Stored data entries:
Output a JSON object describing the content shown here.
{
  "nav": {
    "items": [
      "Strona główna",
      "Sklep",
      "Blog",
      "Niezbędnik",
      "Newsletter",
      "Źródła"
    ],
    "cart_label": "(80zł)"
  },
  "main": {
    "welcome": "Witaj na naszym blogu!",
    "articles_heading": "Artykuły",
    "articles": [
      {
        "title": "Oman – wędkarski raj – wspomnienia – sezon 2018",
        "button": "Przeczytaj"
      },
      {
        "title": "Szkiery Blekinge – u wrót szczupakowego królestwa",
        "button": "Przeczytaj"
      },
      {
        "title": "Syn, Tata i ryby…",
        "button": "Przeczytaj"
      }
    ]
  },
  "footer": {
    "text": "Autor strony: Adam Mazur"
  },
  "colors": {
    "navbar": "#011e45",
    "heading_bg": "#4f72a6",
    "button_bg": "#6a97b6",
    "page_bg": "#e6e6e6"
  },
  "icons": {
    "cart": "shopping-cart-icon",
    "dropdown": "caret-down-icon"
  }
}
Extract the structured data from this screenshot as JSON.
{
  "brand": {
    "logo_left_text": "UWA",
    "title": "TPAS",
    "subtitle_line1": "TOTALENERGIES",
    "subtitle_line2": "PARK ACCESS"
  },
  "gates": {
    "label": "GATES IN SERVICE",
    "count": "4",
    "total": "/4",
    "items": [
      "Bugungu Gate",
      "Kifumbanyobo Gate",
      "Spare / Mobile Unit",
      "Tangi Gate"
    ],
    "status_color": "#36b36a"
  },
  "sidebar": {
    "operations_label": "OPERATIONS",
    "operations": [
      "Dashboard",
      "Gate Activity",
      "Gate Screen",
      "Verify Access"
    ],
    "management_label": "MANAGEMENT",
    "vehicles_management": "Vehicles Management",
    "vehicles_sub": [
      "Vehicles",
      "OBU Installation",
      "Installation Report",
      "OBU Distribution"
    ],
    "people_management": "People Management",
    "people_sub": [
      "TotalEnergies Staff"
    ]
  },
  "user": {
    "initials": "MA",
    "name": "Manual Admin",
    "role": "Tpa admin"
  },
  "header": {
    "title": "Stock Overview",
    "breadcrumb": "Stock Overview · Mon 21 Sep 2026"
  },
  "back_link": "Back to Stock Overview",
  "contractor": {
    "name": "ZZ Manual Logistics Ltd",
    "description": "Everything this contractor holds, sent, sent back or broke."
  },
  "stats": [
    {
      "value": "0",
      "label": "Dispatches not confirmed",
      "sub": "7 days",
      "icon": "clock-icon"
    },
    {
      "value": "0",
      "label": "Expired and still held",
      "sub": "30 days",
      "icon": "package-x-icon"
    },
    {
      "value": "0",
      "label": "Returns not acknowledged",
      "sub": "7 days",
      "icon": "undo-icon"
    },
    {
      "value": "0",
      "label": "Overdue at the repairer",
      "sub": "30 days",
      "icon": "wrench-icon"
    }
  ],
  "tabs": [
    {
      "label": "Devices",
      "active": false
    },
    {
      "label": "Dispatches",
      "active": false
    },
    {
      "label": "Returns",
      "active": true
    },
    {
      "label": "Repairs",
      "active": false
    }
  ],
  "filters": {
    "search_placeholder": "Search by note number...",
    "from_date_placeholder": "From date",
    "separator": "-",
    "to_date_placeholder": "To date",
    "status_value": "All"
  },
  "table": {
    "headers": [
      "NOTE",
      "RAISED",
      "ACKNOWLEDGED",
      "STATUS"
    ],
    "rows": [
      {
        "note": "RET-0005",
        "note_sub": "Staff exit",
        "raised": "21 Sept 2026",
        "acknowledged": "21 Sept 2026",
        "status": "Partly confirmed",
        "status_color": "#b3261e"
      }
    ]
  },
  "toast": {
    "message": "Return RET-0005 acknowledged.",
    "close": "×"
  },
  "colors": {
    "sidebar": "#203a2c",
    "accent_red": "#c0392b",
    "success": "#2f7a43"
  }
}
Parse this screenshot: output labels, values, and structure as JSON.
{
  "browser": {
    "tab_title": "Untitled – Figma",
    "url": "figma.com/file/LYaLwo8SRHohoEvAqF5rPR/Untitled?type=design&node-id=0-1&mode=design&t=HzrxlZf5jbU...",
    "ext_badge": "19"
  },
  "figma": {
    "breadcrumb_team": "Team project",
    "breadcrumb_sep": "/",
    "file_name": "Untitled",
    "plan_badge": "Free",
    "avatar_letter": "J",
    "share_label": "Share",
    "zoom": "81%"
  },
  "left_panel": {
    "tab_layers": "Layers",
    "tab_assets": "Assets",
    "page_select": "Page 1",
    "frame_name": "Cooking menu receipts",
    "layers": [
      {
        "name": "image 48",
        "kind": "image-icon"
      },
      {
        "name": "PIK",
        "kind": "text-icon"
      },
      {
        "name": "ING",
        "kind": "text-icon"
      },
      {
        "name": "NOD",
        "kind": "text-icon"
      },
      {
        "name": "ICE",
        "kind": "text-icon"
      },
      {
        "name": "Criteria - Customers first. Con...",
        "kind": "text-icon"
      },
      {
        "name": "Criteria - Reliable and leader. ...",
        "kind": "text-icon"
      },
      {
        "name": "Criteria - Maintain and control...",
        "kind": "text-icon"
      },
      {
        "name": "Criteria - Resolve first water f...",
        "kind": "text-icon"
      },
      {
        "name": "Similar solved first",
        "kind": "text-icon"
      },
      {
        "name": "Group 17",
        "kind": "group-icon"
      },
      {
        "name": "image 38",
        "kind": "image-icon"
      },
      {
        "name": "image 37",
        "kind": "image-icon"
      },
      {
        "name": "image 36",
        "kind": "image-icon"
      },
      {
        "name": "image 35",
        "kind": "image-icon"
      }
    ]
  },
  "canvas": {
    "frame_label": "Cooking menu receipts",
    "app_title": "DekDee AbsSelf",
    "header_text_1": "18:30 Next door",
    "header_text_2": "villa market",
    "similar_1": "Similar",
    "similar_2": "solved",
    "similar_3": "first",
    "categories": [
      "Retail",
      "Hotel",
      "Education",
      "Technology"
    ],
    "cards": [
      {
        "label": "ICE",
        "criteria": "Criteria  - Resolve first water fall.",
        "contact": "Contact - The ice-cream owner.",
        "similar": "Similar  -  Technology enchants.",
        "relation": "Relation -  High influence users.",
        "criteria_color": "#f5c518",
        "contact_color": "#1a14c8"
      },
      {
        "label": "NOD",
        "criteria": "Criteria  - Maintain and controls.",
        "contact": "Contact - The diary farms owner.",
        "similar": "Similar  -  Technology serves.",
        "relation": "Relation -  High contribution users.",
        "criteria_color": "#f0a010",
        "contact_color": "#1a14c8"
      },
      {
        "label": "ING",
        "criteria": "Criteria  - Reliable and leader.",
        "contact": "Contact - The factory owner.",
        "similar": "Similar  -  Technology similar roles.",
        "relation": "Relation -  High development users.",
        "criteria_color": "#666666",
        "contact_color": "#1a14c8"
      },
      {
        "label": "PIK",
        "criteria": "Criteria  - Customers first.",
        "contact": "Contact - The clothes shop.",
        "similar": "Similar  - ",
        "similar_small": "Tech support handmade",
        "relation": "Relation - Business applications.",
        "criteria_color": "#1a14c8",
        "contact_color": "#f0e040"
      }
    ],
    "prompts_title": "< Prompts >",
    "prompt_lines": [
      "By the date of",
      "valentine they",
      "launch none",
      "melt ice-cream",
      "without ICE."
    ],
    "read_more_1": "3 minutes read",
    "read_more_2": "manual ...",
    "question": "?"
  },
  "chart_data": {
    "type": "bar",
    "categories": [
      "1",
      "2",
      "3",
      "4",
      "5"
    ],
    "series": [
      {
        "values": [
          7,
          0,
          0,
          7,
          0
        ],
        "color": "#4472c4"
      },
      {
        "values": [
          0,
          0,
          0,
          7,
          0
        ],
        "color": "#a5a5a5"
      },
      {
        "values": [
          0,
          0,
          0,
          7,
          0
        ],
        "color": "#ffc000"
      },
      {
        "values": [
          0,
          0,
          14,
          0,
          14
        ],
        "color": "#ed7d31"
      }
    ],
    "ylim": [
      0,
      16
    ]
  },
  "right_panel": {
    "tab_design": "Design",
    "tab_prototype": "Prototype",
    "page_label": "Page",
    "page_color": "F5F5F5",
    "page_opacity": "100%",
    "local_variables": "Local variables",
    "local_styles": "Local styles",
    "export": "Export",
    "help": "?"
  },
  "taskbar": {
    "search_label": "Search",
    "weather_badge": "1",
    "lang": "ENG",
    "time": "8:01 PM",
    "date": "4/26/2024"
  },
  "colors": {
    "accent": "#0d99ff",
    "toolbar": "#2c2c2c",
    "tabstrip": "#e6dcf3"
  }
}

> Exercise brief
Using the records above, pull out each line where the word "contractor" occurs.

> Solved problem
  "contractor": {
    "description": "Everything this contractor holds, sent, sent back or broke."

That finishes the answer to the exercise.